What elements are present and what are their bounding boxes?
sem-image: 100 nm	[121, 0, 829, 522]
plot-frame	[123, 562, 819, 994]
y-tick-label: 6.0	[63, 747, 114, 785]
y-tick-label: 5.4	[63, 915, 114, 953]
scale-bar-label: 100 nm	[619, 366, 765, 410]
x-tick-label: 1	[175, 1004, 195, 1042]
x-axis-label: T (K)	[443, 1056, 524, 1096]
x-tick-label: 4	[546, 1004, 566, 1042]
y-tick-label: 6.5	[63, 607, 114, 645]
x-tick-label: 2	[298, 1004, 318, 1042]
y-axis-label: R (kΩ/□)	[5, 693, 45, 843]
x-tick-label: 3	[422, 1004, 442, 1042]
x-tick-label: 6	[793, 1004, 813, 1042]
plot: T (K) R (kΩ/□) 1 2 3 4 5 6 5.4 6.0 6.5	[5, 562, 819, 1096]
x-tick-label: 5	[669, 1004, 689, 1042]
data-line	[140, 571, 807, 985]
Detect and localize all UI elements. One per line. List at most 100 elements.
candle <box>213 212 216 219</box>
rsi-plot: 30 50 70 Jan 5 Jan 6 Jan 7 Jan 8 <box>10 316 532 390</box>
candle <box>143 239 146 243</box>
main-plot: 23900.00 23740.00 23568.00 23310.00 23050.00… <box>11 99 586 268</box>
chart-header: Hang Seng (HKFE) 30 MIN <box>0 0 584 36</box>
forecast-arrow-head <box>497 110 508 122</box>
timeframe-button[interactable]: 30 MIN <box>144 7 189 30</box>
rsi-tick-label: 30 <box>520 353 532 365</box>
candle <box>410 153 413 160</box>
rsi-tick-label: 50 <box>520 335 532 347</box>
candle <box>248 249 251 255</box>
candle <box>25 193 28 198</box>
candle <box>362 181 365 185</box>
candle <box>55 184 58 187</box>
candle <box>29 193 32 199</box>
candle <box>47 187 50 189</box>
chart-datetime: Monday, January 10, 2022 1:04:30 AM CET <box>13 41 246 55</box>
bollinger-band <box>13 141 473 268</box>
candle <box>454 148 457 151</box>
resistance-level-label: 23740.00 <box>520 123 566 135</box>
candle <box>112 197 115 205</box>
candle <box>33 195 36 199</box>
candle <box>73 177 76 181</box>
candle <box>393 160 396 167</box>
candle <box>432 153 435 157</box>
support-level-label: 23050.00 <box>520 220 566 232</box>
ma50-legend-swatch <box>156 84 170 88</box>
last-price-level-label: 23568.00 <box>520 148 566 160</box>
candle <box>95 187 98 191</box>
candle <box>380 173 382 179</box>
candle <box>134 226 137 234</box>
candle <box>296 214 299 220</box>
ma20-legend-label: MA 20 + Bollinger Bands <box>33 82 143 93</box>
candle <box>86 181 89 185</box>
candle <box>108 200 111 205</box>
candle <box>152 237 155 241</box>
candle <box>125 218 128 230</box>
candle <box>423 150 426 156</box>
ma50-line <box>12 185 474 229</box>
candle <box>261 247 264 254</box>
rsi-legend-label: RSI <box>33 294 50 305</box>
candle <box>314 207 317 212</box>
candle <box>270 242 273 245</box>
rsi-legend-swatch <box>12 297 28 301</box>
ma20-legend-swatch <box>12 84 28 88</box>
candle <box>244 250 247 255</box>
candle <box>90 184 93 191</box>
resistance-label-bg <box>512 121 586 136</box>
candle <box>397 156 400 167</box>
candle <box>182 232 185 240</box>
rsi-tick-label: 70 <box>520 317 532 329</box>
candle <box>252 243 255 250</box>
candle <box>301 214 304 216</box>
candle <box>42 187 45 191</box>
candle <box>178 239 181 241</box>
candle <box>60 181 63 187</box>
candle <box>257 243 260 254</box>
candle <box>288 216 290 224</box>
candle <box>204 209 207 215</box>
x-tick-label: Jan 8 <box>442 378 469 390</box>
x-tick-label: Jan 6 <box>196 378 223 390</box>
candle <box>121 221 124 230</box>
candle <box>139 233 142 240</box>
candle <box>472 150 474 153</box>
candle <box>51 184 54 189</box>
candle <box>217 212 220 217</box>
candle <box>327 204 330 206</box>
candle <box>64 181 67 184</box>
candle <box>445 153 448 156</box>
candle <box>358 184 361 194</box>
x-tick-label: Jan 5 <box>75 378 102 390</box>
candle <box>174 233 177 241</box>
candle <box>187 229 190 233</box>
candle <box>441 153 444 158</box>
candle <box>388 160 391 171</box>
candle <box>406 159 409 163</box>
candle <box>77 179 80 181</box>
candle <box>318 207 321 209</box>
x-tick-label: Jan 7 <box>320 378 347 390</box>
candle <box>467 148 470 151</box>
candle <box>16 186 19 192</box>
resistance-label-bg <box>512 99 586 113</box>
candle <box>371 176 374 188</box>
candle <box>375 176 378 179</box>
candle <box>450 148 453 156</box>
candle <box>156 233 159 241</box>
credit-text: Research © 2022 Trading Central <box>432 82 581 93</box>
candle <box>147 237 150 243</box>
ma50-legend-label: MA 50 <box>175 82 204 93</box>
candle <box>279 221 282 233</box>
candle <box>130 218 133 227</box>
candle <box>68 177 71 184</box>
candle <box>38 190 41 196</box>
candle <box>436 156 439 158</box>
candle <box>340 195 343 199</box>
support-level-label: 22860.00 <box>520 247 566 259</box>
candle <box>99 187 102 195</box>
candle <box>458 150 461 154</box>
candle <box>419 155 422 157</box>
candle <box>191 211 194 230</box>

#####

WRITTEN REQUEST: Copy out, character for character, the items from the very first line down to the line holding "1004, 689, 1042]", both ends included.

EXERCISE RESULT:
What elements are present and what are their bounding boxes?
sem-image: 100 nm	[121, 0, 829, 522]
plot-frame	[123, 562, 819, 994]
y-tick-label: 6.0	[63, 747, 114, 785]
y-tick-label: 5.4	[63, 915, 114, 953]
scale-bar-label: 100 nm	[619, 366, 765, 410]
x-tick-label: 1	[175, 1004, 195, 1042]
x-axis-label: T (K)	[443, 1056, 524, 1096]
x-tick-label: 4	[546, 1004, 566, 1042]
y-tick-label: 6.5	[63, 607, 114, 645]
x-tick-label: 2	[298, 1004, 318, 1042]
y-axis-label: R (kΩ/□)	[5, 693, 45, 843]
x-tick-label: 3	[422, 1004, 442, 1042]
x-tick-label: 6	[793, 1004, 813, 1042]
plot: T (K) R (kΩ/□) 1 2 3 4 5 6 5.4 6.0 6.5	[5, 562, 819, 1096]
x-tick-label: 5	[669, 1004, 689, 1042]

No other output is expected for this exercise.